What is asked: Retype, without changes, every line from the line that contains "Transcribe the text in this document." through the final line of the records. Exclude pictures.

Saved entries
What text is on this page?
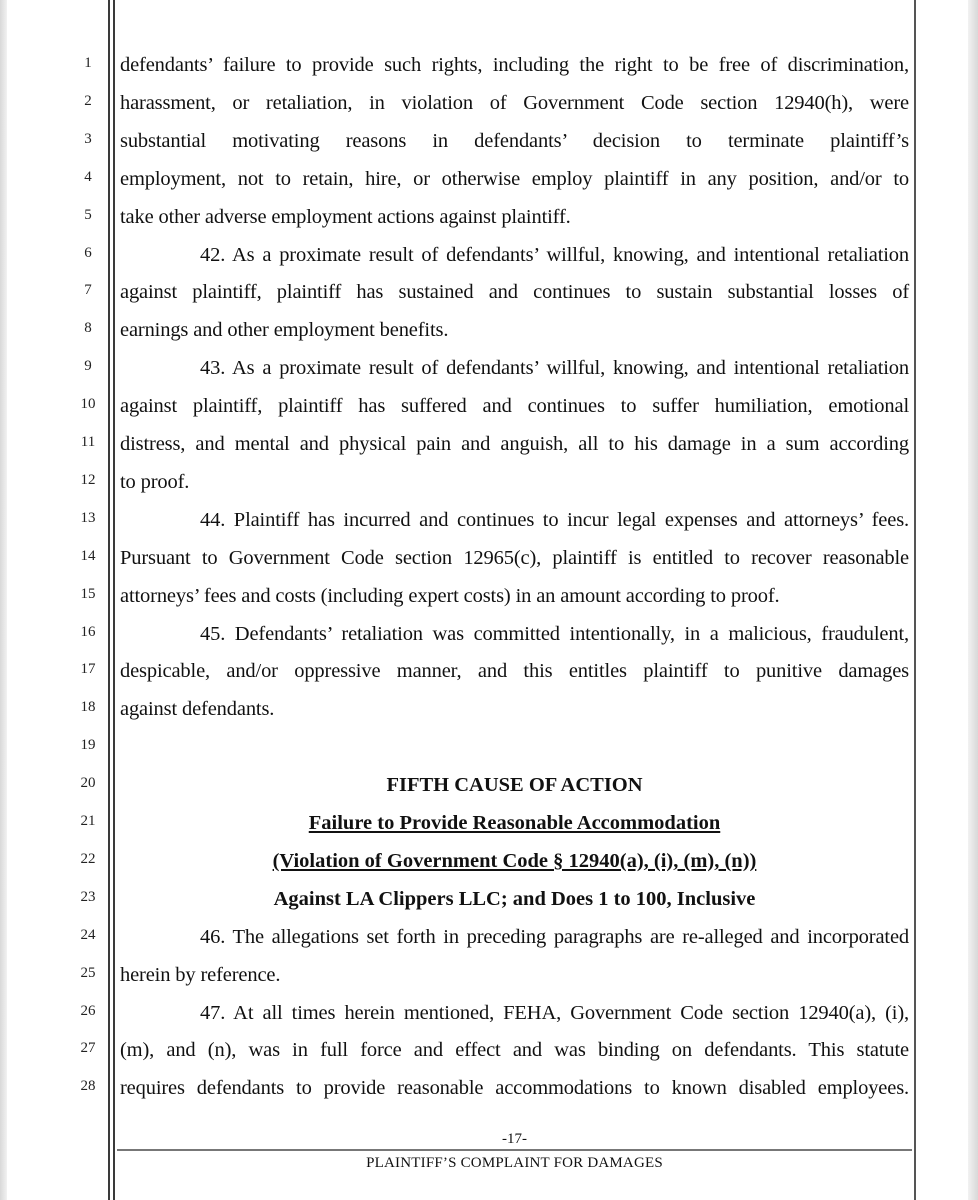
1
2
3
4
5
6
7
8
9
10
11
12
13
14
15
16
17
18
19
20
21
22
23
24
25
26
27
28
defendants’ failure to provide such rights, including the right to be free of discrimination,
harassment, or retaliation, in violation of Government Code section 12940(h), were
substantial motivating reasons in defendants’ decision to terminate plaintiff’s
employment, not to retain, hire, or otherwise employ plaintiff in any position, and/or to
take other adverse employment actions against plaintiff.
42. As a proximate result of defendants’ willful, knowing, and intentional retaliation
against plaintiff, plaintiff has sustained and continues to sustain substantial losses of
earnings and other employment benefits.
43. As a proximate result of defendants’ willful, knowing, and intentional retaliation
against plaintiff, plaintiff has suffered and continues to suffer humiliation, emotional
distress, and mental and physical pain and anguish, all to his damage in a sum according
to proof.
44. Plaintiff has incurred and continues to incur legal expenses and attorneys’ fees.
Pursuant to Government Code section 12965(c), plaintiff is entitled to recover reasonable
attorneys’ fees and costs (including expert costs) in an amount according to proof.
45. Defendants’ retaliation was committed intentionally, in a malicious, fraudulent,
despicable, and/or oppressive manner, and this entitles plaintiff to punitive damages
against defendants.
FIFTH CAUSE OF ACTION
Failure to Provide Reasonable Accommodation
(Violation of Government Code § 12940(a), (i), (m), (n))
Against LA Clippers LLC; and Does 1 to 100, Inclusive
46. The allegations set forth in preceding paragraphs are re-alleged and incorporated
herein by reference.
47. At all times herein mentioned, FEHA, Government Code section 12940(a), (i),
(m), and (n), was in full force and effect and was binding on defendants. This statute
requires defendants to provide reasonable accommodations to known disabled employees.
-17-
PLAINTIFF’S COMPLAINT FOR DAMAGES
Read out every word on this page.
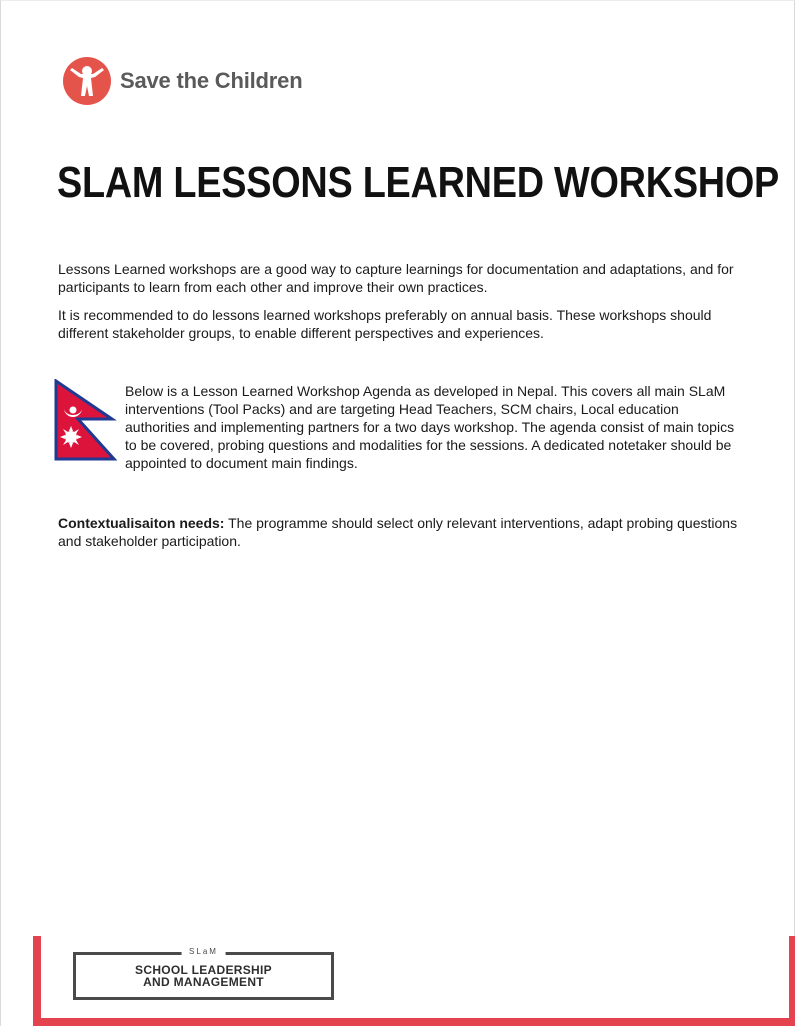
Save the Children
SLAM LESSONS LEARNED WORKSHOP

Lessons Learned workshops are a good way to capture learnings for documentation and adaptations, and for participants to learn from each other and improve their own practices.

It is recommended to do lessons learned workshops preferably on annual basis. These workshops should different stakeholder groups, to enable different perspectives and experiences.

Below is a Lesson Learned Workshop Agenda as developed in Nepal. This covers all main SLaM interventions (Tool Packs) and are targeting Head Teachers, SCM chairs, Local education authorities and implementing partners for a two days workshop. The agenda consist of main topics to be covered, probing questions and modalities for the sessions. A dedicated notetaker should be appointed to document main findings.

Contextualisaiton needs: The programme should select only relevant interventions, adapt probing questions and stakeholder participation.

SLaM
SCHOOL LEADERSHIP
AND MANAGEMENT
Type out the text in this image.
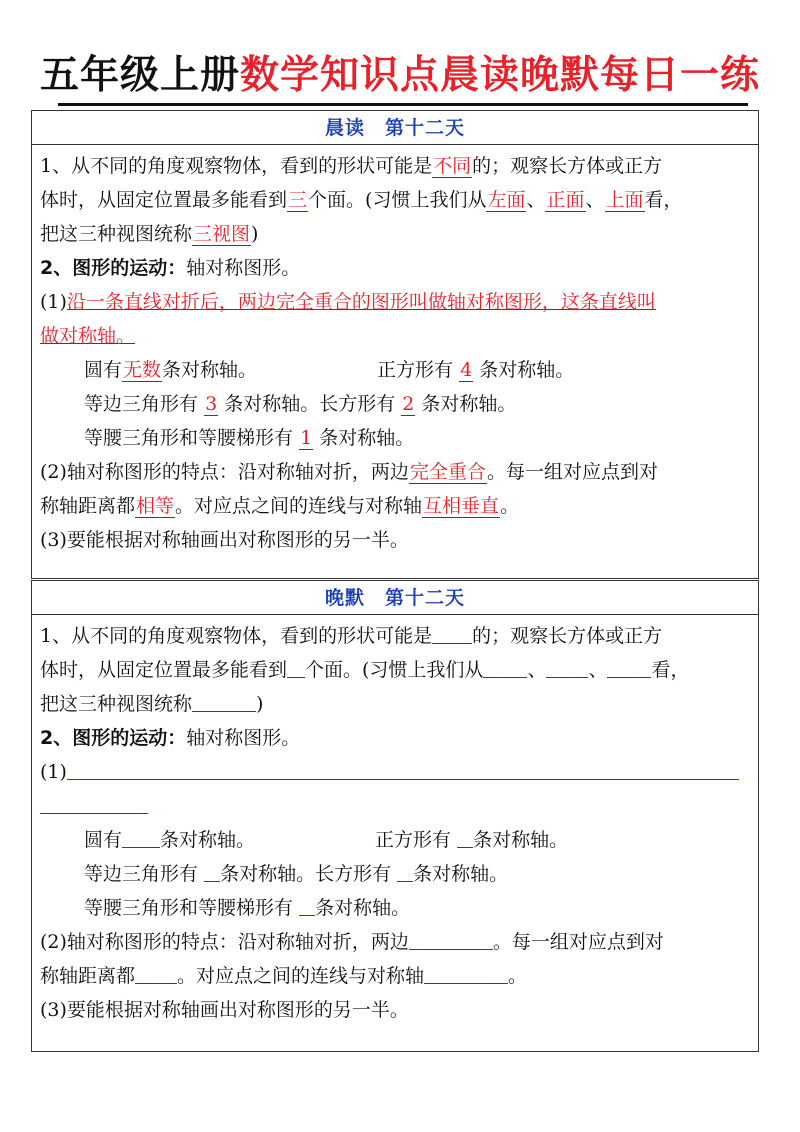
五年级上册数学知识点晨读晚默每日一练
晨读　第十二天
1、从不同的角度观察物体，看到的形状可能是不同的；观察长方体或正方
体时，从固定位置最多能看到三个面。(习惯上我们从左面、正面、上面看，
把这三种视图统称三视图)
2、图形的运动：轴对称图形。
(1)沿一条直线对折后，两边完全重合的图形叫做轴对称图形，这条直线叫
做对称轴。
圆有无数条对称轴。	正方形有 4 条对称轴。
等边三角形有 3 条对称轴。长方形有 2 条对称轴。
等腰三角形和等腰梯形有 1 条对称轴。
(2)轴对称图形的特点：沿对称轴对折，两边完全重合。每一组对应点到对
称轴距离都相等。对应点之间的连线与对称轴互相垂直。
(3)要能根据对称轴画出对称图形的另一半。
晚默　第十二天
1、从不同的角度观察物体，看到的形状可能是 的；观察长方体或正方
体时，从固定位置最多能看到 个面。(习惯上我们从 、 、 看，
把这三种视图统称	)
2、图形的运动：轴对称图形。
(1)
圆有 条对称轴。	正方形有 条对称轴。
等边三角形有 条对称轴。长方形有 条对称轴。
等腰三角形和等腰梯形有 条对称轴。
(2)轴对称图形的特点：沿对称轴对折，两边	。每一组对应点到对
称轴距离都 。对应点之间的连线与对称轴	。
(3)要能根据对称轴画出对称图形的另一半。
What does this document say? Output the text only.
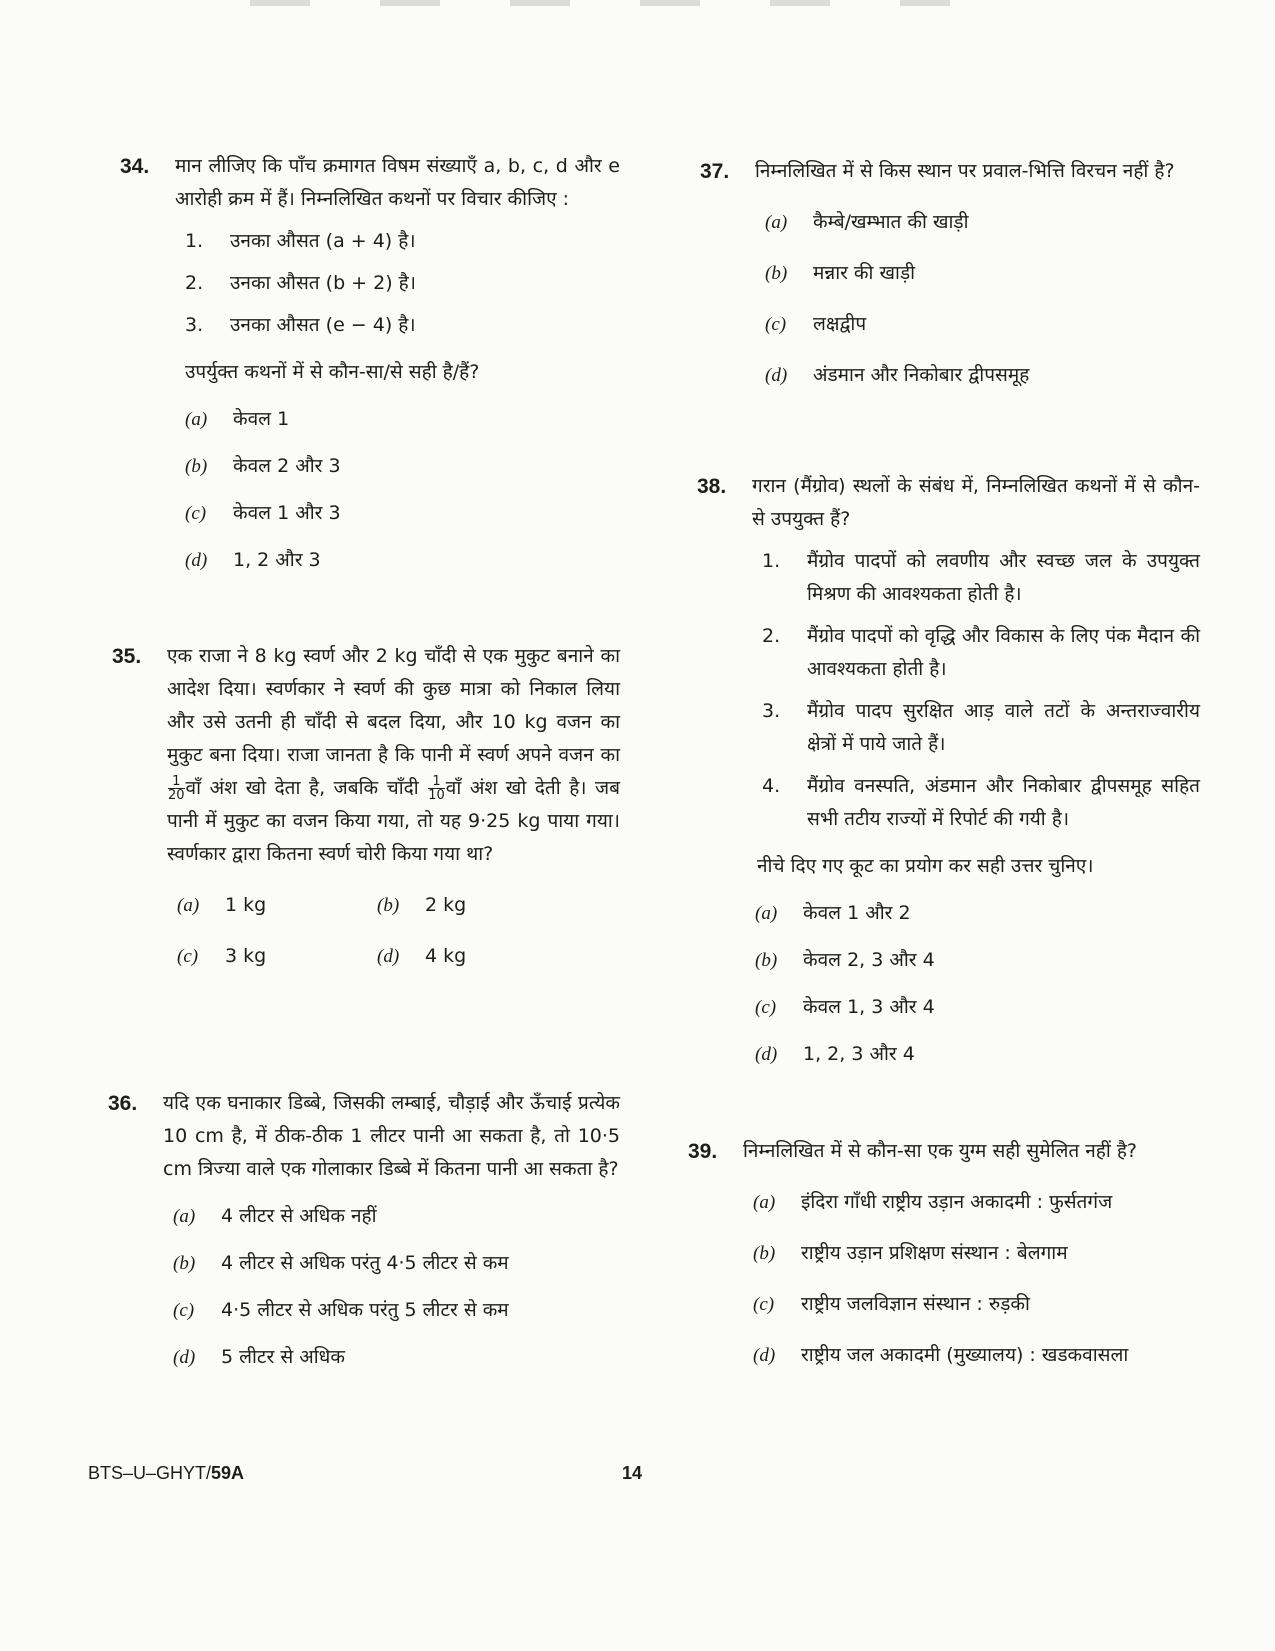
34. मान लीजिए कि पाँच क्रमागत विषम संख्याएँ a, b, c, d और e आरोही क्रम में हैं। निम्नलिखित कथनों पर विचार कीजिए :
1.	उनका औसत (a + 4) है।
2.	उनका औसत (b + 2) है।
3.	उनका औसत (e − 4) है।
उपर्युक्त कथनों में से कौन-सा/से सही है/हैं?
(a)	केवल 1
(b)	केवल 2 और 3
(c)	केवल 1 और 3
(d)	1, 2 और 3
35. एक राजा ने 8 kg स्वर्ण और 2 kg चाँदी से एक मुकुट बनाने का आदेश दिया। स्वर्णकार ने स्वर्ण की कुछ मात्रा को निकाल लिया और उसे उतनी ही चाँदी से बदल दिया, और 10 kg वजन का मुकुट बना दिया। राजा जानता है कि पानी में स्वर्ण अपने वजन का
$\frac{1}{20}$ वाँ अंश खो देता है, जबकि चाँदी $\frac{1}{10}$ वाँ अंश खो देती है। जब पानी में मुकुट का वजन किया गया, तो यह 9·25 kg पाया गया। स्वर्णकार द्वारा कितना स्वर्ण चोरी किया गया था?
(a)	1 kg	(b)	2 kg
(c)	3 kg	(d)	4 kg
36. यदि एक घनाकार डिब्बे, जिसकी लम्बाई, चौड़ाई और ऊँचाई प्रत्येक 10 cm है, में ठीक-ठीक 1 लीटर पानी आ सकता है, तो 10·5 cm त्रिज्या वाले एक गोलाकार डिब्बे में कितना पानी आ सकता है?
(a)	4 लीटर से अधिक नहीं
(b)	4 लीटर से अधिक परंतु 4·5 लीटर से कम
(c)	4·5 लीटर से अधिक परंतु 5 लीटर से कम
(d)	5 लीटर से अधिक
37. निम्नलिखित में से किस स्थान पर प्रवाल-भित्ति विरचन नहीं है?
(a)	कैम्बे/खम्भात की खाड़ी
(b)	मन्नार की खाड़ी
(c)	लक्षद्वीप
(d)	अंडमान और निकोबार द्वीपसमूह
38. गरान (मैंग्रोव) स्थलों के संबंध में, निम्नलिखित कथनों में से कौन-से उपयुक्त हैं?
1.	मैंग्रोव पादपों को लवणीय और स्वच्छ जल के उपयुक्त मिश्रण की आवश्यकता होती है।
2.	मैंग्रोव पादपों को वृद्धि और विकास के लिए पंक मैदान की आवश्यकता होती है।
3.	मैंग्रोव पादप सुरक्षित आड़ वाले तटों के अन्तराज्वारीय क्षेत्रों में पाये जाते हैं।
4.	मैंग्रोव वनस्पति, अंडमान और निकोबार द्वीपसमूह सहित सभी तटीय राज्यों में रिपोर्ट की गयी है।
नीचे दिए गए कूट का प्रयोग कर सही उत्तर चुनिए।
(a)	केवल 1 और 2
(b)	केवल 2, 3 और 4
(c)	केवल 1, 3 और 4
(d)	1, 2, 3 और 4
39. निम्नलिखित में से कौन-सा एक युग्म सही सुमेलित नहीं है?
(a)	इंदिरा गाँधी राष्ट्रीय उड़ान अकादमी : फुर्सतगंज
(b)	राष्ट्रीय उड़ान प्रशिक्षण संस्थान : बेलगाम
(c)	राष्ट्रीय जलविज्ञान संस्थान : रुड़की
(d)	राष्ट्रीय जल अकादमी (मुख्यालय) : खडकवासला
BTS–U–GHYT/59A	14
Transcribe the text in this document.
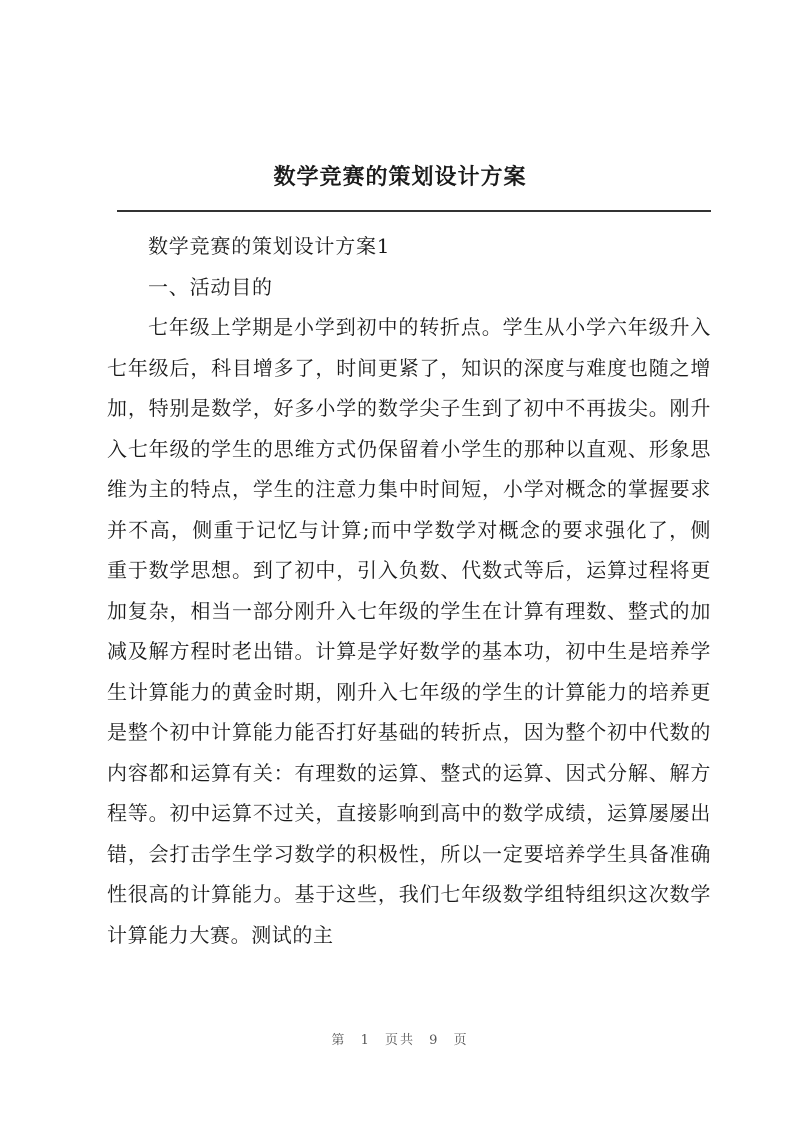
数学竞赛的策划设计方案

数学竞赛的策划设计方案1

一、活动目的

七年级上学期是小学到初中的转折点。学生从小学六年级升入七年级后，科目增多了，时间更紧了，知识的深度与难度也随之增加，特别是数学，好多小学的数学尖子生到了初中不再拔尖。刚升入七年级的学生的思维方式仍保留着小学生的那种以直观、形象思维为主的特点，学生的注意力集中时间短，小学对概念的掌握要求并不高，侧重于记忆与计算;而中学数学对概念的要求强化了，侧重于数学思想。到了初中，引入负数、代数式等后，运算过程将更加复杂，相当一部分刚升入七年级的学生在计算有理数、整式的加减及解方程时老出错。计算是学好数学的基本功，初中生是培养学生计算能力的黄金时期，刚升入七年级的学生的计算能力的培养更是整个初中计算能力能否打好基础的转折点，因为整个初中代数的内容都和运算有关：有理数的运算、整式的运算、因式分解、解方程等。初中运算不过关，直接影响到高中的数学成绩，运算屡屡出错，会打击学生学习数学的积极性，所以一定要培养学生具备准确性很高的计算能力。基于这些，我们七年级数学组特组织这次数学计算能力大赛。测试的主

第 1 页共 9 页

Expected output:
Transcribe the text in this document.
数学竞赛的策划设计方案

数学竞赛的策划设计方案1

一、活动目的

七年级上学期是小学到初中的转折点。学生从小学六年级升入七年级后，科目增多了，时间更紧了，知识的深度与难度也随之增加，特别是数学，好多小学的数学尖子生到了初中不再拔尖。刚升入七年级的学生的思维方式仍保留着小学生的那种以直观、形象思维为主的特点，学生的注意力集中时间短，小学对概念的掌握要求并不高，侧重于记忆与计算;而中学数学对概念的要求强化了，侧重于数学思想。到了初中，引入负数、代数式等后，运算过程将更加复杂，相当一部分刚升入七年级的学生在计算有理数、整式的加减及解方程时老出错。计算是学好数学的基本功，初中生是培养学生计算能力的黄金时期，刚升入七年级的学生的计算能力的培养更是整个初中计算能力能否打好基础的转折点，因为整个初中代数的内容都和运算有关：有理数的运算、整式的运算、因式分解、解方程等。初中运算不过关，直接影响到高中的数学成绩，运算屡屡出错，会打击学生学习数学的积极性，所以一定要培养学生具备准确性很高的计算能力。基于这些，我们七年级数学组特组织这次数学计算能力大赛。测试的主

第 1 页共 9 页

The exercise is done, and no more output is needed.